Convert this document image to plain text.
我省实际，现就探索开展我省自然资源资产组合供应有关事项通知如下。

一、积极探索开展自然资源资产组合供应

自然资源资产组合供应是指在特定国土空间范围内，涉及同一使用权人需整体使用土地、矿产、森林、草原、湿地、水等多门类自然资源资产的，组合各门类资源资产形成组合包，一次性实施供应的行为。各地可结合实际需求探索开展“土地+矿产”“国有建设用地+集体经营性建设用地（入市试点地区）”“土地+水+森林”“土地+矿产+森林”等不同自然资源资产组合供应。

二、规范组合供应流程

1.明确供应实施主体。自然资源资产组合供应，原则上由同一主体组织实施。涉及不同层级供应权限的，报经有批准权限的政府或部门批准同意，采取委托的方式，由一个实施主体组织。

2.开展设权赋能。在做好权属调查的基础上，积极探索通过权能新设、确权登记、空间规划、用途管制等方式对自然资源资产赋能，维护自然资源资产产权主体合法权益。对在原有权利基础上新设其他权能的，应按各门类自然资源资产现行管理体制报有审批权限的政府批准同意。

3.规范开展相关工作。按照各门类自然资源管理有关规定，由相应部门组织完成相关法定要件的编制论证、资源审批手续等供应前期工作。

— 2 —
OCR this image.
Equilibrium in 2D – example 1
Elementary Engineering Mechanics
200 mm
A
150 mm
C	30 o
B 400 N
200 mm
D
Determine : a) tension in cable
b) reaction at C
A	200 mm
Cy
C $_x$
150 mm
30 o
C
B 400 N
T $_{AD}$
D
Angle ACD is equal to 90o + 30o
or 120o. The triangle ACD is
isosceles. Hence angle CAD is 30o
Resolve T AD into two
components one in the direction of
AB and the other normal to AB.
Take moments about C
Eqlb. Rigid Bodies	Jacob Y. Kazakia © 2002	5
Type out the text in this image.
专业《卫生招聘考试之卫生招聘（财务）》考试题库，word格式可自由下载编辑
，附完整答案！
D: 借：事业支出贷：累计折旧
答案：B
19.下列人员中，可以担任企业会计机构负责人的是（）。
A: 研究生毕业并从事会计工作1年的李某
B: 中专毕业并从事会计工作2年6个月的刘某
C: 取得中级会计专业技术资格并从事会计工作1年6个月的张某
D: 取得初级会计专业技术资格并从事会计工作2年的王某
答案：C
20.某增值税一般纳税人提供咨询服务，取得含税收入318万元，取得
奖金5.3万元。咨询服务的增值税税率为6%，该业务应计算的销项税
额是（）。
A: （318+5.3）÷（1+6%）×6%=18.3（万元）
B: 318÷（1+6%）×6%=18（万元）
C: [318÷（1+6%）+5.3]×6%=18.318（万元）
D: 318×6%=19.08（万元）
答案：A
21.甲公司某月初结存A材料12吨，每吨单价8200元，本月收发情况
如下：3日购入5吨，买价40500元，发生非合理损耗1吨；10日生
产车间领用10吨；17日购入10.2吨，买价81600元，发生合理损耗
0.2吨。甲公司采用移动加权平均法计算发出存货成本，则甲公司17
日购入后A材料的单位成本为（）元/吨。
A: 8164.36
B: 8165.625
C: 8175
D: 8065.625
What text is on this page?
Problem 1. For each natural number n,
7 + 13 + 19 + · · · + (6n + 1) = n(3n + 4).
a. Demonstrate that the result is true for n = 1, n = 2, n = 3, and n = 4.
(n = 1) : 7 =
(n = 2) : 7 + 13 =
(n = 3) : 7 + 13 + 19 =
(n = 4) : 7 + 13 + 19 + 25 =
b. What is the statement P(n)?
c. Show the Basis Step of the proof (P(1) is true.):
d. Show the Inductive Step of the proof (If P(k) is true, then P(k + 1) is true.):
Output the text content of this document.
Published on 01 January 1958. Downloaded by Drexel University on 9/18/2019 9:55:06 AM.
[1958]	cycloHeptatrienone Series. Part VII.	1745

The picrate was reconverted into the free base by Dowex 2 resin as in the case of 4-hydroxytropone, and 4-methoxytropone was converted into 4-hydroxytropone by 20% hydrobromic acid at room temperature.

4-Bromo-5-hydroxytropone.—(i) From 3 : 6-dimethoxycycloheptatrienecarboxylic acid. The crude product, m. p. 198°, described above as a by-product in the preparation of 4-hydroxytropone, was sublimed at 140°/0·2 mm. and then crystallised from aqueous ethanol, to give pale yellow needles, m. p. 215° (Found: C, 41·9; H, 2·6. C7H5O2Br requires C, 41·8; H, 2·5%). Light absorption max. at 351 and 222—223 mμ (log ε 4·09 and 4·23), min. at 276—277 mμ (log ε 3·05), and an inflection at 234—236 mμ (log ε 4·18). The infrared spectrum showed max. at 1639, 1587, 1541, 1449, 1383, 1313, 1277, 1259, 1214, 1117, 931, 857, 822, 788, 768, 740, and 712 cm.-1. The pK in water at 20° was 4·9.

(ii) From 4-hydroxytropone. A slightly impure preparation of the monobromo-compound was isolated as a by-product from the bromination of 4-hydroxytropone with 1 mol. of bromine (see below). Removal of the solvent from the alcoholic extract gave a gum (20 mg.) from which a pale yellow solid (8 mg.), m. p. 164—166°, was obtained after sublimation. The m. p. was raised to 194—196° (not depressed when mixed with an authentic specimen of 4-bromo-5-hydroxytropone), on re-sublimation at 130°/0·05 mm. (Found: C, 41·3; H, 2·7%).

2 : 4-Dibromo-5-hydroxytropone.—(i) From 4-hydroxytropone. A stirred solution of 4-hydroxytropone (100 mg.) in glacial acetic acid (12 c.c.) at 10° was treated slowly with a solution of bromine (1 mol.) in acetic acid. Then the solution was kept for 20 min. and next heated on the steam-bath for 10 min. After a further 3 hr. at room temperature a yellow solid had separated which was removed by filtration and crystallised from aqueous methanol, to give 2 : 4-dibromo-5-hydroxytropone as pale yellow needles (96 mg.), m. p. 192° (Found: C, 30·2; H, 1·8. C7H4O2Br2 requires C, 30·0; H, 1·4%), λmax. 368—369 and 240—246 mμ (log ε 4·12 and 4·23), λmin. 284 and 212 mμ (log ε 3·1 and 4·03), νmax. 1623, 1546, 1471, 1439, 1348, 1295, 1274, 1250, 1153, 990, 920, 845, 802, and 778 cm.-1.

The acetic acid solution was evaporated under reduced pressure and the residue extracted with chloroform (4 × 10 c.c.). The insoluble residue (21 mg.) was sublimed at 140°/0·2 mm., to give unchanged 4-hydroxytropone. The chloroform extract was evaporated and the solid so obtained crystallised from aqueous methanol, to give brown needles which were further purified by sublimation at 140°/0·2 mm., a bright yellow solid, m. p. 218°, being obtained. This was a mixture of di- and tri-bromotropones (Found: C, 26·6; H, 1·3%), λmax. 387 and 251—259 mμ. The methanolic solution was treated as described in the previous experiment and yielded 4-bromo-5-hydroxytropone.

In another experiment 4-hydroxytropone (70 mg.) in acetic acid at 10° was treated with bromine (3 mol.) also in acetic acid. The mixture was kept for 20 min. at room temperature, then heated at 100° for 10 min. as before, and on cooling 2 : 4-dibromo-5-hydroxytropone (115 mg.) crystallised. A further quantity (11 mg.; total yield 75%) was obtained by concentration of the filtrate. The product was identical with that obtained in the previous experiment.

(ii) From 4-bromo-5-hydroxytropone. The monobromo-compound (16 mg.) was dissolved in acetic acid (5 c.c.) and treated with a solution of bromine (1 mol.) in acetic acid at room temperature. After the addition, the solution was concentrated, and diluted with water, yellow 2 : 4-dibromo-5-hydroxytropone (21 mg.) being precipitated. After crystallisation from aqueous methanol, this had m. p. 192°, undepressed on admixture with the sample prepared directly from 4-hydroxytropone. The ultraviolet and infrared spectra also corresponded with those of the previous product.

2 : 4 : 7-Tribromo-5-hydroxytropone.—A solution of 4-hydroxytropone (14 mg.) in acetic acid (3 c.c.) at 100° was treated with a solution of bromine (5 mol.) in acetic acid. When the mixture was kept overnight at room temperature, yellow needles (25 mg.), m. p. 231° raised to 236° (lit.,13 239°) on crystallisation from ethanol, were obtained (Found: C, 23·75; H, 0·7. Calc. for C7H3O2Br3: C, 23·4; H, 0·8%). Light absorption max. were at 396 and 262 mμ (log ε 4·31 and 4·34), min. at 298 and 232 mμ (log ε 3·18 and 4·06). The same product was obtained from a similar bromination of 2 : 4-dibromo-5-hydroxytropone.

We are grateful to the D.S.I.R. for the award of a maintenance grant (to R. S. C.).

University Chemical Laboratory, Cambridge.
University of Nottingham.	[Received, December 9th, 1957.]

━━━━

OBJECTIVE: For the listing above, identify each line bearing "Step".

WRITTEN ANSWER:
c. Show the Basis Step of the proof (P(1) is true.):
d. Show the Inductive Step of the proof (If P(k) is true, then P(k + 1) is true.):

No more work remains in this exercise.